### INFORMATION GIVEN ###
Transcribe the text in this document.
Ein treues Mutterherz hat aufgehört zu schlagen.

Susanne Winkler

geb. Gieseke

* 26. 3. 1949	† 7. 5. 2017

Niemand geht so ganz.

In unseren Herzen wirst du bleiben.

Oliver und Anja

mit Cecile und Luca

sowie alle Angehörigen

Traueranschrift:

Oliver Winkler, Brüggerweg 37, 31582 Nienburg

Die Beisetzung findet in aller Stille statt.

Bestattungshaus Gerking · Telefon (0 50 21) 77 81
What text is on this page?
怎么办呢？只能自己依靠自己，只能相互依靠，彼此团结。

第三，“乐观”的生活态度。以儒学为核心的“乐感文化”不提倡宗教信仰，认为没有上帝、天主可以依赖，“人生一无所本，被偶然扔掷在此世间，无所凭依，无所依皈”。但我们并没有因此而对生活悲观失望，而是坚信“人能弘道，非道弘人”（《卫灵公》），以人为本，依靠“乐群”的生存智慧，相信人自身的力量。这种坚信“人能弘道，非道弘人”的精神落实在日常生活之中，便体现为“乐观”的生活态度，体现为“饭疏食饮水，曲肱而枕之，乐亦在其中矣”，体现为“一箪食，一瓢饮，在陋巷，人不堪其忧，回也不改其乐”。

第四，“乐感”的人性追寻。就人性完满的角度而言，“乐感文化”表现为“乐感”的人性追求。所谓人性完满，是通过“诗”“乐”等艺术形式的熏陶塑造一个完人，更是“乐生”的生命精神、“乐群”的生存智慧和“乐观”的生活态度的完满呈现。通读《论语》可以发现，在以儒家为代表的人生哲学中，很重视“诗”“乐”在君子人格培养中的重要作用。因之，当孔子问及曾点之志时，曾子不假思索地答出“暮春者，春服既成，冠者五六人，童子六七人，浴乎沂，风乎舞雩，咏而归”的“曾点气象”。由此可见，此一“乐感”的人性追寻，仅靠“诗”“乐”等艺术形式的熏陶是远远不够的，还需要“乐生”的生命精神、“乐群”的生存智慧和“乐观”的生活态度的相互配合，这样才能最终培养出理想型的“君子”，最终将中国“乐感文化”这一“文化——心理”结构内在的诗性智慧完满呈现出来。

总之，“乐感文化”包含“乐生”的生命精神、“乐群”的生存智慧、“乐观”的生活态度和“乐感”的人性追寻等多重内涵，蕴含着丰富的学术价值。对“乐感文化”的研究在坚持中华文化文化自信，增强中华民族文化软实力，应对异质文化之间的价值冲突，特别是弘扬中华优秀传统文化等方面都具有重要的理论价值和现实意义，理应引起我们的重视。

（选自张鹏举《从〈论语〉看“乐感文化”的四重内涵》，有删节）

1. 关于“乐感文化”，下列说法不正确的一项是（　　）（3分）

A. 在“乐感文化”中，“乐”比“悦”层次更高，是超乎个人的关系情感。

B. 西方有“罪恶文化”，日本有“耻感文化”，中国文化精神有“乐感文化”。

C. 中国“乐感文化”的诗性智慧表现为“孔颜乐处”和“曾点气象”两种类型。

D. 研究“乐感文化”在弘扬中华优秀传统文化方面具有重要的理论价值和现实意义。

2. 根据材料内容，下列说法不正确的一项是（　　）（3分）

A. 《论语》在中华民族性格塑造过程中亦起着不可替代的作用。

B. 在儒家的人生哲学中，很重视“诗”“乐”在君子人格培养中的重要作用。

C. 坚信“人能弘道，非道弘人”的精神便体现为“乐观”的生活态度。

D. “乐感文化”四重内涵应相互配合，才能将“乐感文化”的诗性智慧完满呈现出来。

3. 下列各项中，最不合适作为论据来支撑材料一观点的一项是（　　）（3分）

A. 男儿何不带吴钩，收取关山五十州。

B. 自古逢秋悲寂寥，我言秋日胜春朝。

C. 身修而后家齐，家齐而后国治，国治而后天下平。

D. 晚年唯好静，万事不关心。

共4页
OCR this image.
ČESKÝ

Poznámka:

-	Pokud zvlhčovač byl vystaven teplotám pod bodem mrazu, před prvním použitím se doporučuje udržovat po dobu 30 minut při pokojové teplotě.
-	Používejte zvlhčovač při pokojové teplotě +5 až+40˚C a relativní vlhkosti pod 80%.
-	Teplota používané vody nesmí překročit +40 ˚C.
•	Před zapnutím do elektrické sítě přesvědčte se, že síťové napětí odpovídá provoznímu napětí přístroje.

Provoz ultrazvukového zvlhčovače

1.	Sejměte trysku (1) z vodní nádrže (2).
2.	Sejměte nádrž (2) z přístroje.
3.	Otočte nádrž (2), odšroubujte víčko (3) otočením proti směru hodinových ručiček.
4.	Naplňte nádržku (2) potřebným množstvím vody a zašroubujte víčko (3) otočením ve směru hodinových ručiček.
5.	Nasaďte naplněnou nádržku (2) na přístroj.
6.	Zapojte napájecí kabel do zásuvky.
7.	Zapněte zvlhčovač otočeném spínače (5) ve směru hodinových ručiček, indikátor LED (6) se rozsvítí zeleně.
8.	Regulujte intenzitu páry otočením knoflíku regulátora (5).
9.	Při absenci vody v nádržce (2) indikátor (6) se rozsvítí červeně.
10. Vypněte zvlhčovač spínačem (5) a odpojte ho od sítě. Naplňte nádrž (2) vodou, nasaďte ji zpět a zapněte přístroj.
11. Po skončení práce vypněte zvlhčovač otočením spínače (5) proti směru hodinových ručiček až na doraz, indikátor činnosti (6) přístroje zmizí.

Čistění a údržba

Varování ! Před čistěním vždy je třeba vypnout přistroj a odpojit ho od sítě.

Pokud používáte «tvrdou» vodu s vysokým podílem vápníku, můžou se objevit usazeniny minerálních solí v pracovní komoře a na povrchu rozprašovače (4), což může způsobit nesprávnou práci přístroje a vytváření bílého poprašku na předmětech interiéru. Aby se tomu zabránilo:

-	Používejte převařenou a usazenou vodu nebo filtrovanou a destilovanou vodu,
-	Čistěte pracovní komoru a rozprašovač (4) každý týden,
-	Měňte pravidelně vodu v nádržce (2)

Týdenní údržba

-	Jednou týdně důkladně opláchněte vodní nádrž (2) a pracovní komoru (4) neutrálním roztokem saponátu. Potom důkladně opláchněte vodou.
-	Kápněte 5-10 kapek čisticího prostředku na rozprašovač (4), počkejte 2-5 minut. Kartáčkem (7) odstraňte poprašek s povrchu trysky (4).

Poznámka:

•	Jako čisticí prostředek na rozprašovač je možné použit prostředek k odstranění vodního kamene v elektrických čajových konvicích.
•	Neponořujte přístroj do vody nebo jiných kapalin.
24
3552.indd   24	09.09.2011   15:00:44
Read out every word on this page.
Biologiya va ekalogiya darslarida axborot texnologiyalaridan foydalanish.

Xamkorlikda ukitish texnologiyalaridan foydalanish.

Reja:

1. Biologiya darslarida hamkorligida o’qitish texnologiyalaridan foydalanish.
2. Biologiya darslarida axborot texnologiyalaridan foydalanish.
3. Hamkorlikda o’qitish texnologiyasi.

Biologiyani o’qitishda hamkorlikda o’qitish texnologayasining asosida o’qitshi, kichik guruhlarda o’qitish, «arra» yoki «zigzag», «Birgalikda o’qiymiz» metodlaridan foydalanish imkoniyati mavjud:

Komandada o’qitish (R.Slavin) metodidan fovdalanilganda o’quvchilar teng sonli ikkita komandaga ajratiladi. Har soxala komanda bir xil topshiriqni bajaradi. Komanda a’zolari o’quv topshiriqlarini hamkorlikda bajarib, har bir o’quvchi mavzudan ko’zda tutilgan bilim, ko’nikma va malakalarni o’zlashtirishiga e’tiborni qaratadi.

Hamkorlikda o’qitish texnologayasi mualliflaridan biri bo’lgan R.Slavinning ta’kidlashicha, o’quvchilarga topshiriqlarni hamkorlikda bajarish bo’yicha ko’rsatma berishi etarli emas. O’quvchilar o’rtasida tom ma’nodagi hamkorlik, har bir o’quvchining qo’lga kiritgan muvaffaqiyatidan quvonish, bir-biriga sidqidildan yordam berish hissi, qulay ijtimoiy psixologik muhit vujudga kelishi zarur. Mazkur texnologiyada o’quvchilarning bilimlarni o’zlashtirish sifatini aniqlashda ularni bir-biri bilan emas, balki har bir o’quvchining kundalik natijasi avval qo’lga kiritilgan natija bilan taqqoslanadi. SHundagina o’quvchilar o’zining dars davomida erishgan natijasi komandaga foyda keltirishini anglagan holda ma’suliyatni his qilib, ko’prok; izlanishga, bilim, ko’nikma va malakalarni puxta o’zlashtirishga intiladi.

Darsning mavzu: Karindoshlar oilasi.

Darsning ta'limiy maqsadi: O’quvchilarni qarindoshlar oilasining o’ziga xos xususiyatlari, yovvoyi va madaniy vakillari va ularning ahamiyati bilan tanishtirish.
###
TASK PROMPT:
Gather all lines where the word "nikma" appears.

WORKED SOLUTION:
Komandada o’qitish (R.Slavin) metodidan fovdalanilganda o’quvchilar teng sonli ikkita komandaga ajratiladi. Har soxala komanda bir xil topshiriqni bajaradi. Komanda a’zolari o’quv topshiriqlarini hamkorlikda bajarib, har bir o’quvchi mavzudan ko’zda tutilgan bilim, ko’nikma va malakalarni o’zlashtirishiga e’tiborni qaratadi.
Hamkorlikda o’qitish texnologayasi mualliflaridan biri bo’lgan R.Slavinning ta’kidlashicha, o’quvchilarga topshiriqlarni hamkorlikda bajarish bo’yicha ko’rsatma berishi etarli emas. O’quvchilar o’rtasida tom ma’nodagi hamkorlik, har bir o’quvchining qo’lga kiritgan muvaffaqiyatidan quvonish, bir-biriga sidqidildan yordam berish hissi, qulay ijtimoiy psixologik muhit vujudga kelishi zarur. Mazkur texnologiyada o’quvchilarning bilimlarni o’zlashtirish sifatini aniqlashda ularni bir-biri bilan emas, balki har bir o’quvchining kundalik natijasi avval qo’lga kiritilgan natija bilan taqqoslanadi. SHundagina o’quvchilar o’zining dars davomida erishgan natijasi komandaga foyda keltirishini anglagan holda ma’suliyatni his qilib, ko’prok; izlanishga, bilim, ko’nikma va malakalarni puxta o’zlashtirishga intiladi.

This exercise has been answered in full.